__What you need to do__: Collect all lines below with the string "Average".

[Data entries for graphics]
::::::::::
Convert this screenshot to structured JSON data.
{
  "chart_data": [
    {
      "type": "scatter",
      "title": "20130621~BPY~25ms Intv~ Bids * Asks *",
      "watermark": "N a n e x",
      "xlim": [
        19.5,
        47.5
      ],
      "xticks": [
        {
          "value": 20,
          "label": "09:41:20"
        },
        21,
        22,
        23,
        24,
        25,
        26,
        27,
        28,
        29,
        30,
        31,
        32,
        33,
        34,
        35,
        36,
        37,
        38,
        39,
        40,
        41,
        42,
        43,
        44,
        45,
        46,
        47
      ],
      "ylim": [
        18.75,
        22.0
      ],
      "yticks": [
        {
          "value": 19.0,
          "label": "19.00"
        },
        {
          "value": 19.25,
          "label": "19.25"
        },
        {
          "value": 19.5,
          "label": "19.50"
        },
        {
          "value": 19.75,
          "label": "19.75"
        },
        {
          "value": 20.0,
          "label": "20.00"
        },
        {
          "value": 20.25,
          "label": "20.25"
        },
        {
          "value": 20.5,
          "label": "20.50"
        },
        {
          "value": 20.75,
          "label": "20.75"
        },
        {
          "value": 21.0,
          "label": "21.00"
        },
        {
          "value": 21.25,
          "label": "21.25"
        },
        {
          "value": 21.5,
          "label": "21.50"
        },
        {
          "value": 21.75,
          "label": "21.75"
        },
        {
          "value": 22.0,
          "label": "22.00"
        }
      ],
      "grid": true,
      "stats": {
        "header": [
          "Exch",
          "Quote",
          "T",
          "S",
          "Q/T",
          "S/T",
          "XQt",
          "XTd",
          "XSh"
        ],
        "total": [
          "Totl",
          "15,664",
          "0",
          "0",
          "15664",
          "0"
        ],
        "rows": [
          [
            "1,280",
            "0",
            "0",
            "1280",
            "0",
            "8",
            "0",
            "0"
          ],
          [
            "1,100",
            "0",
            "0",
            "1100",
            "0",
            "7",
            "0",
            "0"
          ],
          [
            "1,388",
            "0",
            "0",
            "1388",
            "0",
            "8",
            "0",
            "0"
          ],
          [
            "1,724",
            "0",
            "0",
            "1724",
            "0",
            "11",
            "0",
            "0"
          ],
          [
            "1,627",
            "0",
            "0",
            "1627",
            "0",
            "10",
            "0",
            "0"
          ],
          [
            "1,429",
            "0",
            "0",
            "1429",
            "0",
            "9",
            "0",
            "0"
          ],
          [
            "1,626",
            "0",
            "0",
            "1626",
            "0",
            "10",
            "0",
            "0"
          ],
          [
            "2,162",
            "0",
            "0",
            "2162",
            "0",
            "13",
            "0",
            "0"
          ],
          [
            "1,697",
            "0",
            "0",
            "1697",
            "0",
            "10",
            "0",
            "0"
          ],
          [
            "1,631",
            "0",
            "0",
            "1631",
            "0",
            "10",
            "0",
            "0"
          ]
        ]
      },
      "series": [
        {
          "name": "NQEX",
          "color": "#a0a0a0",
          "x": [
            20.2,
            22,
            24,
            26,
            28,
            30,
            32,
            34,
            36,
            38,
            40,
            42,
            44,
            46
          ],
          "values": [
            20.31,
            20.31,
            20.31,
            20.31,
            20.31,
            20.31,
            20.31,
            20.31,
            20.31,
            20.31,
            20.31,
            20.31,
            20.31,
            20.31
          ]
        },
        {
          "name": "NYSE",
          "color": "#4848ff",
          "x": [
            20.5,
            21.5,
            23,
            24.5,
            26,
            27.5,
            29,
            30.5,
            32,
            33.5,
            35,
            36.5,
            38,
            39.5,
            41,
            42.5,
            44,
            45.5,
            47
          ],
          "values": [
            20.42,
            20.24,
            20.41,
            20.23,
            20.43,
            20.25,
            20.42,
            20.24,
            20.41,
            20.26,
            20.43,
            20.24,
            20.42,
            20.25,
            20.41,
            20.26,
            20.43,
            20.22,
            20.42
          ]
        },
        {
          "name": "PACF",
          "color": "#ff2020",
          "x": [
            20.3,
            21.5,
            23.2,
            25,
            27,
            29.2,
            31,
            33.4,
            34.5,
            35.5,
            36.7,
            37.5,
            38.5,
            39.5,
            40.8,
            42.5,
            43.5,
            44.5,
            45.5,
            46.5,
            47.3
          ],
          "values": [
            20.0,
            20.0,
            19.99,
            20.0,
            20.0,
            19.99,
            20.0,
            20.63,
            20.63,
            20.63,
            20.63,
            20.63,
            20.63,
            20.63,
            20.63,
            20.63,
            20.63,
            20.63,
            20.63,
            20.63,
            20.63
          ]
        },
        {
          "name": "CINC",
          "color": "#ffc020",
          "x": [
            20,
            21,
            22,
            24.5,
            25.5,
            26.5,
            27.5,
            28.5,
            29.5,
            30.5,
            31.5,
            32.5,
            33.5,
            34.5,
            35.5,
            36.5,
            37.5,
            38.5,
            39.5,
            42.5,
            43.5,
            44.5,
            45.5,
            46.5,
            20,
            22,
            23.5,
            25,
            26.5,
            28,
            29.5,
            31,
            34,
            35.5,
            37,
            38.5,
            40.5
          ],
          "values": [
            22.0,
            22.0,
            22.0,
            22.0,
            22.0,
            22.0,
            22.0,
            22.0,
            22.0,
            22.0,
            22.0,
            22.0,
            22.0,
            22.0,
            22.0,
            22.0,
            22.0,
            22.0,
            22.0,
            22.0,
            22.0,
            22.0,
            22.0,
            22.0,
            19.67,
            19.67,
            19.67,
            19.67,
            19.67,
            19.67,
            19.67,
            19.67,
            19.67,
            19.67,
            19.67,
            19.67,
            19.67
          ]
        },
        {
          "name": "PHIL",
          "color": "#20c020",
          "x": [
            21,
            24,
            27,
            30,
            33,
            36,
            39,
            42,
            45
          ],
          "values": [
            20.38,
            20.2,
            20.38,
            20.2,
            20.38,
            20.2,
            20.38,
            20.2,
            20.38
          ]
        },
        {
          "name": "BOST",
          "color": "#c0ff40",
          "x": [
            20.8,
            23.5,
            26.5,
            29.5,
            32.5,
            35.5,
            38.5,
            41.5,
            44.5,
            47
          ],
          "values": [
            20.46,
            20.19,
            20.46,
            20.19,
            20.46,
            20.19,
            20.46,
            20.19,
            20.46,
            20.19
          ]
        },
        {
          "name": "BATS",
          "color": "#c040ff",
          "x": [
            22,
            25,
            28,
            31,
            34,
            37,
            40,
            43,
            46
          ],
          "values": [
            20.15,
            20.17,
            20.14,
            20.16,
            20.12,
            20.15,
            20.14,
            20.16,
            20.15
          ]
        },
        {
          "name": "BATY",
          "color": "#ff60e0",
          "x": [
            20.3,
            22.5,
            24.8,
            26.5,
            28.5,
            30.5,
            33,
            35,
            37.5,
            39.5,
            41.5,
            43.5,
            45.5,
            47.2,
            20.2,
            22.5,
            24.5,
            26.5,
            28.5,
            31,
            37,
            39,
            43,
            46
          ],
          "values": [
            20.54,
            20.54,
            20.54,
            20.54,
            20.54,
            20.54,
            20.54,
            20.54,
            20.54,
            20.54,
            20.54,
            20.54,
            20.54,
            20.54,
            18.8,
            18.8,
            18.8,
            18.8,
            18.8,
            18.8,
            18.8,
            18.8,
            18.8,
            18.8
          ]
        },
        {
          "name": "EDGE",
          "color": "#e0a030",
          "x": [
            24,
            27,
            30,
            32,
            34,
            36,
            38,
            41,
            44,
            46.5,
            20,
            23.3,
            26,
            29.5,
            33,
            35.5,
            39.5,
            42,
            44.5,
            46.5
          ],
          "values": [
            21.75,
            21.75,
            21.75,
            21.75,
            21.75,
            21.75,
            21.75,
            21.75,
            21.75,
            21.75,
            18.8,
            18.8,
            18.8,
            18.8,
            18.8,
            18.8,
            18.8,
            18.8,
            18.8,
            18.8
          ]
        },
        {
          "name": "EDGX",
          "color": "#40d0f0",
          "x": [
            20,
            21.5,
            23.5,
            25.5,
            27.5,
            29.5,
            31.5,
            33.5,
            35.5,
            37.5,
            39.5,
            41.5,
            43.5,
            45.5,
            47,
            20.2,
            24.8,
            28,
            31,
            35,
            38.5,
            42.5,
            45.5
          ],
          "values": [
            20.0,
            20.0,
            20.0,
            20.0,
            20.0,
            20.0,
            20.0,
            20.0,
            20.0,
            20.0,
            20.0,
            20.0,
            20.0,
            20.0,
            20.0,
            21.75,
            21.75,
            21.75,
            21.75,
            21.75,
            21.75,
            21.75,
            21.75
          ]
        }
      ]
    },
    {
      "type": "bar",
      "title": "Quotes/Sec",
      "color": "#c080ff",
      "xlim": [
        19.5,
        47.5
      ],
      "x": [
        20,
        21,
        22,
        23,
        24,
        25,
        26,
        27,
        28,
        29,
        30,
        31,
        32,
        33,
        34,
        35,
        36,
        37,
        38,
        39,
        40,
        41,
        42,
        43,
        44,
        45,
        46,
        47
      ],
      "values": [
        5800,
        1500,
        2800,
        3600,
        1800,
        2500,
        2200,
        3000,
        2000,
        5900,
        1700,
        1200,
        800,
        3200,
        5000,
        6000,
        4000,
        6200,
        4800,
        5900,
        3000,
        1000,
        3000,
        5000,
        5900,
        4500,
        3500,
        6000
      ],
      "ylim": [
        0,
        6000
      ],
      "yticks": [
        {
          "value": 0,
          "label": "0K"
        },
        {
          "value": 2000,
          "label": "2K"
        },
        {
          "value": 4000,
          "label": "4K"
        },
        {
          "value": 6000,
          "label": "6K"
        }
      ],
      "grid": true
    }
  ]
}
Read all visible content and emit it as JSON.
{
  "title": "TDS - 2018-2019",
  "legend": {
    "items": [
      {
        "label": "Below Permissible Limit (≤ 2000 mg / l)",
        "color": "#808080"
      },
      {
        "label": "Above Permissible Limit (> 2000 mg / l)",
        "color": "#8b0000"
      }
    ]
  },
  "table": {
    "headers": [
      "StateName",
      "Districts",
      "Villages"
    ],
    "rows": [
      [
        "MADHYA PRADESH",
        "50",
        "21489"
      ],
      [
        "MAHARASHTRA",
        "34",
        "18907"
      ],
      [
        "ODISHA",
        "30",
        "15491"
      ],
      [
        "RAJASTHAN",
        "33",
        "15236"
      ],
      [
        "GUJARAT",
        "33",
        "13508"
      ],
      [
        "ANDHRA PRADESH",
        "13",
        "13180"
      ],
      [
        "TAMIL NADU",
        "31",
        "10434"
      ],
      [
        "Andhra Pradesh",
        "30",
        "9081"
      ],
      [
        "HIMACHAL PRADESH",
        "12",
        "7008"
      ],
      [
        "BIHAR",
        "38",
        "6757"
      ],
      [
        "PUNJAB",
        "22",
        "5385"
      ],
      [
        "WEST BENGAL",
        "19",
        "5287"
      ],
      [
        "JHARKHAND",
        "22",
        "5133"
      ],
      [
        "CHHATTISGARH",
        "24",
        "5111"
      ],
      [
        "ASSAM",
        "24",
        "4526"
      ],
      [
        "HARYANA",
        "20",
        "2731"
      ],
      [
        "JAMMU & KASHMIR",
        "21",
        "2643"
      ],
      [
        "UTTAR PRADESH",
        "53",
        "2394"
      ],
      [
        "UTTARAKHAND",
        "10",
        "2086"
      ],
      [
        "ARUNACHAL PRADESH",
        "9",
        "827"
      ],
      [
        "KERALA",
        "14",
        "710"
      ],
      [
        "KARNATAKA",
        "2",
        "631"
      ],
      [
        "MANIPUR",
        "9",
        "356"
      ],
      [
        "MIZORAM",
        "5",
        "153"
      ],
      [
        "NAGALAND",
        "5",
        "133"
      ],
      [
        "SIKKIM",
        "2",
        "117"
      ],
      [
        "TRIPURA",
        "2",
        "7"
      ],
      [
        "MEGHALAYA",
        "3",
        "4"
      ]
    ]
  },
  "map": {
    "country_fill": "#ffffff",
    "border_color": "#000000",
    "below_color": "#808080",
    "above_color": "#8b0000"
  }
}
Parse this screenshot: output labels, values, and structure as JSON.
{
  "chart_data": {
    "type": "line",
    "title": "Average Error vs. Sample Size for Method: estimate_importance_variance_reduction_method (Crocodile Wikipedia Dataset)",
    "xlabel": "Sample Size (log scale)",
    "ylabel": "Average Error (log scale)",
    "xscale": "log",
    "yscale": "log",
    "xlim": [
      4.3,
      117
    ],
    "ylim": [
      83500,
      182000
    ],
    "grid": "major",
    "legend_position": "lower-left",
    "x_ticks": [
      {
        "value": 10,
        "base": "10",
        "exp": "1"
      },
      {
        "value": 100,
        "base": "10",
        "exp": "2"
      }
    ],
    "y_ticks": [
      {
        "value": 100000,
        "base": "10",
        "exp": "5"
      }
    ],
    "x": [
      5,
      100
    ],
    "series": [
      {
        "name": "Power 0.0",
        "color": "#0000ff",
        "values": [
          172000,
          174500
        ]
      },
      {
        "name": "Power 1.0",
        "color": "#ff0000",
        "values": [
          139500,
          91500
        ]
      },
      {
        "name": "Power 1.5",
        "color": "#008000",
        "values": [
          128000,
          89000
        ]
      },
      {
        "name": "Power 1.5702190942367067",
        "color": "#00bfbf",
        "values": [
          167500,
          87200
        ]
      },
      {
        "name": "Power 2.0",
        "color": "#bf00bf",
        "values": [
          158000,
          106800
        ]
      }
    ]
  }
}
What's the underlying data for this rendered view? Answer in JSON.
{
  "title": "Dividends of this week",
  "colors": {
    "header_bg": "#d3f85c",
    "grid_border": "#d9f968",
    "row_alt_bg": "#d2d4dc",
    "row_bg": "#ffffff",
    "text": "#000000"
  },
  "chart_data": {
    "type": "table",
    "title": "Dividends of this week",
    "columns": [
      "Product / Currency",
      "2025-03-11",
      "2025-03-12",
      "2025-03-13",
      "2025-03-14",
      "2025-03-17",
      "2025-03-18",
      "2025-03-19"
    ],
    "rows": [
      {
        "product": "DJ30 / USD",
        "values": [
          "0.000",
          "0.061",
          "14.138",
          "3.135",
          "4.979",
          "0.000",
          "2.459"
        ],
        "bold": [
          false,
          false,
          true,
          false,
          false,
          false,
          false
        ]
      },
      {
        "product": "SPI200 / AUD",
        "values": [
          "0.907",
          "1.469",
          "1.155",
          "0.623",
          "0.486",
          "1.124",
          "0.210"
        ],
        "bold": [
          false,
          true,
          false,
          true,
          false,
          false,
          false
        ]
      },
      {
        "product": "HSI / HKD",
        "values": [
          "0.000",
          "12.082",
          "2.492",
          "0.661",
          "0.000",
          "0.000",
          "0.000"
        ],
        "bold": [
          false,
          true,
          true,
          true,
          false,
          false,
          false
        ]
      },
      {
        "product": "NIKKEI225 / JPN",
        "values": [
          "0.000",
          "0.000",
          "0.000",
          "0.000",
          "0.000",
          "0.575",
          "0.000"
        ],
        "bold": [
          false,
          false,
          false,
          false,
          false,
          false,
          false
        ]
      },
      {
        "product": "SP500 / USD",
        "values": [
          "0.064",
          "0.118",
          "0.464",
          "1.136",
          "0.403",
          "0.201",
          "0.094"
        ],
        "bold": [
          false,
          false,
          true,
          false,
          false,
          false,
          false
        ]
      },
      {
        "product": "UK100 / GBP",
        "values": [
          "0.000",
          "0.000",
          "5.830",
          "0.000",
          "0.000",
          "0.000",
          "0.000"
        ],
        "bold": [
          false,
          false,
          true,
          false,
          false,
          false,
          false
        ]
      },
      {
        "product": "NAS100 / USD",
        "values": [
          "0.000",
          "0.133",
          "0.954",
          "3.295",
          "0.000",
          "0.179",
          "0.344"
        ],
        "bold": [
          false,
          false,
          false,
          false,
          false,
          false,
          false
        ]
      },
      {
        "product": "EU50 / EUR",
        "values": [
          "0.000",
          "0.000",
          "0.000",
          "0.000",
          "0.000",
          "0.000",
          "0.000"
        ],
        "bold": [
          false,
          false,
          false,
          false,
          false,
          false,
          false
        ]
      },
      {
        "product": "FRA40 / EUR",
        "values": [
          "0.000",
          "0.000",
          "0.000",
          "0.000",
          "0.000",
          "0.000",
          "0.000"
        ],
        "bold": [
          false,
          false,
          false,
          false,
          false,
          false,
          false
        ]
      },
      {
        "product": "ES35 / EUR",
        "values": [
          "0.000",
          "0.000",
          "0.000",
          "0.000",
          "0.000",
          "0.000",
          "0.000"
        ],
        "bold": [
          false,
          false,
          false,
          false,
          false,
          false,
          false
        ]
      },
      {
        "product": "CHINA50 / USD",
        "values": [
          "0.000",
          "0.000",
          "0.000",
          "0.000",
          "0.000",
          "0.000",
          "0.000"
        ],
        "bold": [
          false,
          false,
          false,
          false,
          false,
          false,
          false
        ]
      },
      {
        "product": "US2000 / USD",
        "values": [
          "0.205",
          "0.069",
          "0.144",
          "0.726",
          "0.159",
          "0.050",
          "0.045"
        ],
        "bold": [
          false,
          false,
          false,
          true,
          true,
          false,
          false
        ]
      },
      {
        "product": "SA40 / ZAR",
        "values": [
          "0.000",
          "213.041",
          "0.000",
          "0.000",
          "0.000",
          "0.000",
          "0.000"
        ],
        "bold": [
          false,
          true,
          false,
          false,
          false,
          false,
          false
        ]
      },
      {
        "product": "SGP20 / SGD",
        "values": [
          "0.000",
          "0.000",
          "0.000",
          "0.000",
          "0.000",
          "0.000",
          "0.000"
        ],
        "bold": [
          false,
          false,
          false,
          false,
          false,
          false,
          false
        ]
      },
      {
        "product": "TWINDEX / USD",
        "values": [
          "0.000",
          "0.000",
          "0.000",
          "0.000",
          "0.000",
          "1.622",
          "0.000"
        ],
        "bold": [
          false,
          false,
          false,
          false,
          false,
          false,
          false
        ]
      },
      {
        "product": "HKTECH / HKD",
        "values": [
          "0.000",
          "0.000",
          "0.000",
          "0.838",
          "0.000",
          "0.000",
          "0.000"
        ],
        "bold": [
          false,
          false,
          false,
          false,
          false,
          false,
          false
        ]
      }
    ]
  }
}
::::::::::
__Result of this exercise__:
    "title": "Average Error vs. Sample Size for Method: estimate_importance_variance_reduction_method (Crocodile Wikipedia Dataset)",
    "ylabel": "Average Error (log scale)",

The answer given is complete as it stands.